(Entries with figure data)

---*---

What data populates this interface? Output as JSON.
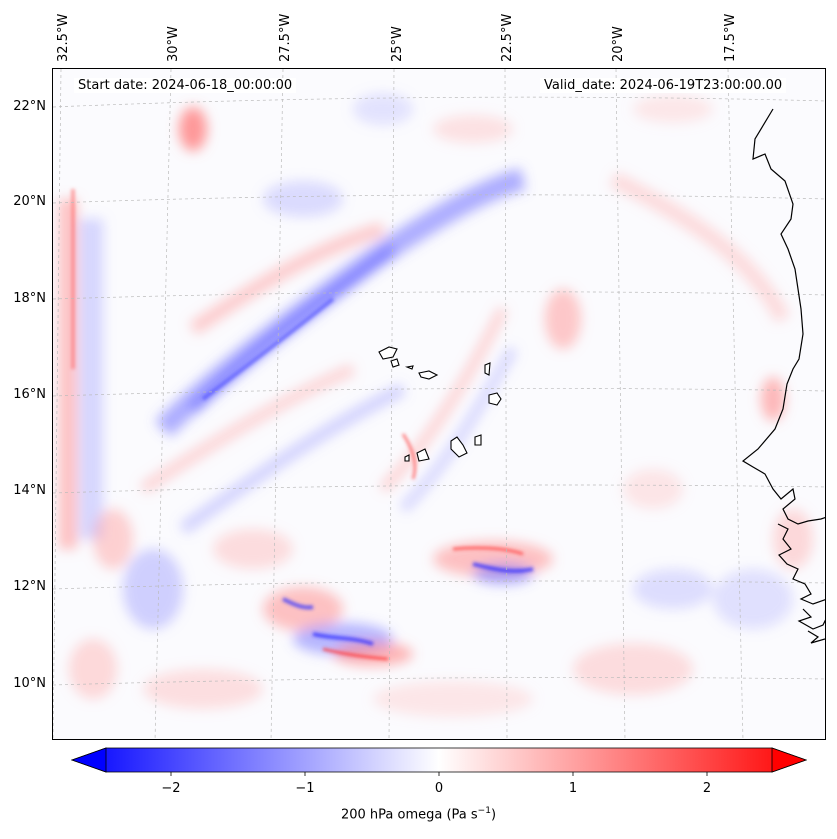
{
  "map": {
    "start_date_text": "Start date: 2024-06-18_00:00:00",
    "valid_date_text": "Valid_date: 2024-06-19T23:00:00.00",
    "lon_labels": [
      "32.5°W",
      "30°W",
      "27.5°W",
      "25°W",
      "22.5°W",
      "20°W",
      "17.5°W"
    ],
    "lat_labels": [
      "22°N",
      "20°N",
      "18°N",
      "16°N",
      "14°N",
      "12°N",
      "10°N"
    ],
    "field": "200 hPa omega",
    "colormap": "bwr"
  },
  "colorbar": {
    "ticks": [
      "−2",
      "−1",
      "0",
      "1",
      "2"
    ],
    "label_prefix": "200 hPa omega (Pa s",
    "label_exp": "−1",
    "label_suffix": ")",
    "range": [
      -2.6,
      2.6
    ],
    "extend": "both",
    "colors": {
      "min": "#0000ff",
      "mid": "#ffffff",
      "max": "#ff0000"
    }
  }
}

---*---

TO BE DONE:
Give the number of lines above that hold the word "omega", and nothing more.

ANSWER TO THE PROBLEM:
2